Requirement
Go through the material and write it all out exactly, minus the pictures.

**********

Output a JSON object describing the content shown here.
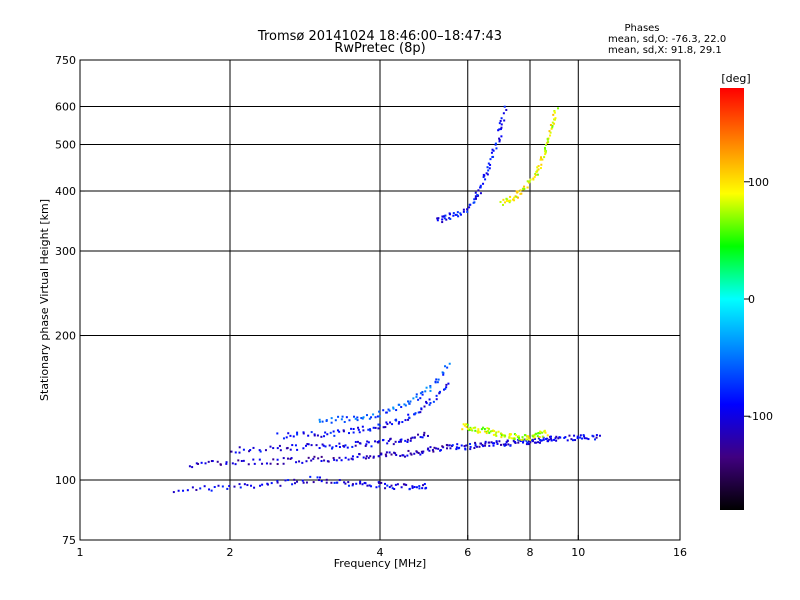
{
  "chart_data": {
    "type": "scatter",
    "title": "Tromsø 20141024 18:46:00–18:47:43",
    "subtitle": "RwPretec (8p)",
    "xlabel": "Frequency [MHz]",
    "ylabel": "Stationary phase Virtual Height [km]",
    "x_scale": "log",
    "y_scale": "log",
    "xlim": [
      1,
      16
    ],
    "ylim": [
      75,
      750
    ],
    "x_ticks": [
      1,
      2,
      4,
      6,
      8,
      10,
      16
    ],
    "y_ticks": [
      75,
      100,
      200,
      300,
      400,
      500,
      600,
      750
    ],
    "x_gridlines": [
      2,
      4,
      6,
      8,
      10
    ],
    "y_gridlines": [
      100,
      200,
      300,
      400,
      500,
      600
    ],
    "grid": true,
    "stats": {
      "heading": "Phases",
      "line1": "mean, sd,O: -76.3, 22.0",
      "line2": "mean, sd,X:  91.8, 29.1"
    },
    "colorbar": {
      "label": "[deg]",
      "ticks": [
        100,
        0,
        -100
      ],
      "range": [
        -180,
        180
      ],
      "colors": [
        "#ff0000",
        "#ff8000",
        "#ffff00",
        "#00ff00",
        "#00ffff",
        "#0080ff",
        "#0000ff",
        "#400080",
        "#000000"
      ]
    },
    "traces": [
      {
        "name": "lower-trace-1",
        "x": [
          1.55,
          2.0,
          2.5,
          3.0,
          3.5,
          4.0,
          4.5,
          5.0
        ],
        "y": [
          96,
          97,
          99,
          101,
          99,
          98,
          97,
          98
        ],
        "phase": -100
      },
      {
        "name": "lower-trace-2",
        "x": [
          1.65,
          2.0,
          2.5,
          3.0,
          3.5,
          4.0,
          4.5,
          5.0,
          5.5
        ],
        "y": [
          108,
          109,
          110,
          111,
          112,
          113,
          114,
          116,
          118
        ],
        "phase": -110
      },
      {
        "name": "lower-trace-3",
        "x": [
          2.0,
          2.5,
          3.0,
          3.5,
          4.0,
          4.5,
          5.0
        ],
        "y": [
          116,
          117,
          118,
          119,
          120,
          122,
          125
        ],
        "phase": -100
      },
      {
        "name": "lower-trace-4",
        "x": [
          2.5,
          3.0,
          3.5,
          4.0,
          4.5,
          5.0,
          5.5
        ],
        "y": [
          124,
          125,
          127,
          130,
          135,
          145,
          160
        ],
        "phase": -90
      },
      {
        "name": "lower-trace-5",
        "x": [
          3.0,
          3.5,
          4.0,
          4.5,
          5.0,
          5.5
        ],
        "y": [
          133,
          135,
          138,
          145,
          155,
          175
        ],
        "phase": -60
      },
      {
        "name": "mid-trace",
        "x": [
          5.5,
          6.0,
          6.5,
          7.0,
          7.5,
          8.0,
          8.5,
          9.0,
          10.0,
          11.0
        ],
        "y": [
          118,
          118,
          119,
          120,
          120,
          121,
          122,
          123,
          123,
          123
        ],
        "phase": -100
      },
      {
        "name": "mid-trace-x",
        "x": [
          5.8,
          6.2,
          6.6,
          7.0,
          7.4,
          7.8,
          8.2,
          8.6
        ],
        "y": [
          130,
          128,
          127,
          125,
          124,
          123,
          124,
          126
        ],
        "phase": 80
      },
      {
        "name": "upper-trace-o",
        "x": [
          5.2,
          5.5,
          6.0,
          6.3,
          6.6,
          6.9,
          7.1
        ],
        "y": [
          350,
          355,
          370,
          400,
          450,
          520,
          600
        ],
        "phase": -90
      },
      {
        "name": "upper-trace-x",
        "x": [
          7.0,
          7.4,
          7.8,
          8.2,
          8.5,
          8.8,
          9.0
        ],
        "y": [
          380,
          390,
          410,
          440,
          480,
          540,
          600
        ],
        "phase": 90
      }
    ]
  }
}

**********

Answer to this exercise
Output a JSON object describing the content shown here.
{
  "chart_data": {
    "type": "scatter",
    "title": "Tromsø 20141024 18:46:00–18:47:43",
    "subtitle": "RwPretec (8p)",
    "xlabel": "Frequency [MHz]",
    "ylabel": "Stationary phase Virtual Height [km]",
    "x_scale": "log",
    "y_scale": "log",
    "xlim": [
      1,
      16
    ],
    "ylim": [
      75,
      750
    ],
    "x_ticks": [
      1,
      2,
      4,
      6,
      8,
      10,
      16
    ],
    "y_ticks": [
      75,
      100,
      200,
      300,
      400,
      500,
      600,
      750
    ],
    "x_gridlines": [
      2,
      4,
      6,
      8,
      10
    ],
    "y_gridlines": [
      100,
      200,
      300,
      400,
      500,
      600
    ],
    "grid": true,
    "stats": {
      "heading": "Phases",
      "line1": "mean, sd,O: -76.3, 22.0",
      "line2": "mean, sd,X:  91.8, 29.1"
    },
    "colorbar": {
      "label": "[deg]",
      "ticks": [
        100,
        0,
        -100
      ],
      "range": [
        -180,
        180
      ],
      "colors": [
        "#ff0000",
        "#ff8000",
        "#ffff00",
        "#00ff00",
        "#00ffff",
        "#0080ff",
        "#0000ff",
        "#400080",
        "#000000"
      ]
    },
    "traces": [
      {
        "name": "lower-trace-1",
        "x": [
          1.55,
          2.0,
          2.5,
          3.0,
          3.5,
          4.0,
          4.5,
          5.0
        ],
        "y": [
          96,
          97,
          99,
          101,
          99,
          98,
          97,
          98
        ],
        "phase": -100
      },
      {
        "name": "lower-trace-2",
        "x": [
          1.65,
          2.0,
          2.5,
          3.0,
          3.5,
          4.0,
          4.5,
          5.0,
          5.5
        ],
        "y": [
          108,
          109,
          110,
          111,
          112,
          113,
          114,
          116,
          118
        ],
        "phase": -110
      },
      {
        "name": "lower-trace-3",
        "x": [
          2.0,
          2.5,
          3.0,
          3.5,
          4.0,
          4.5,
          5.0
        ],
        "y": [
          116,
          117,
          118,
          119,
          120,
          122,
          125
        ],
        "phase": -100
      },
      {
        "name": "lower-trace-4",
        "x": [
          2.5,
          3.0,
          3.5,
          4.0,
          4.5,
          5.0,
          5.5
        ],
        "y": [
          124,
          125,
          127,
          130,
          135,
          145,
          160
        ],
        "phase": -90
      },
      {
        "name": "lower-trace-5",
        "x": [
          3.0,
          3.5,
          4.0,
          4.5,
          5.0,
          5.5
        ],
        "y": [
          133,
          135,
          138,
          145,
          155,
          175
        ],
        "phase": -60
      },
      {
        "name": "mid-trace",
        "x": [
          5.5,
          6.0,
          6.5,
          7.0,
          7.5,
          8.0,
          8.5,
          9.0,
          10.0,
          11.0
        ],
        "y": [
          118,
          118,
          119,
          120,
          120,
          121,
          122,
          123,
          123,
          123
        ],
        "phase": -100
      },
      {
        "name": "mid-trace-x",
        "x": [
          5.8,
          6.2,
          6.6,
          7.0,
          7.4,
          7.8,
          8.2,
          8.6
        ],
        "y": [
          130,
          128,
          127,
          125,
          124,
          123,
          124,
          126
        ],
        "phase": 80
      },
      {
        "name": "upper-trace-o",
        "x": [
          5.2,
          5.5,
          6.0,
          6.3,
          6.6,
          6.9,
          7.1
        ],
        "y": [
          350,
          355,
          370,
          400,
          450,
          520,
          600
        ],
        "phase": -90
      },
      {
        "name": "upper-trace-x",
        "x": [
          7.0,
          7.4,
          7.8,
          8.2,
          8.5,
          8.8,
          9.0
        ],
        "y": [
          380,
          390,
          410,
          440,
          480,
          540,
          600
        ],
        "phase": 90
      }
    ]
  }
}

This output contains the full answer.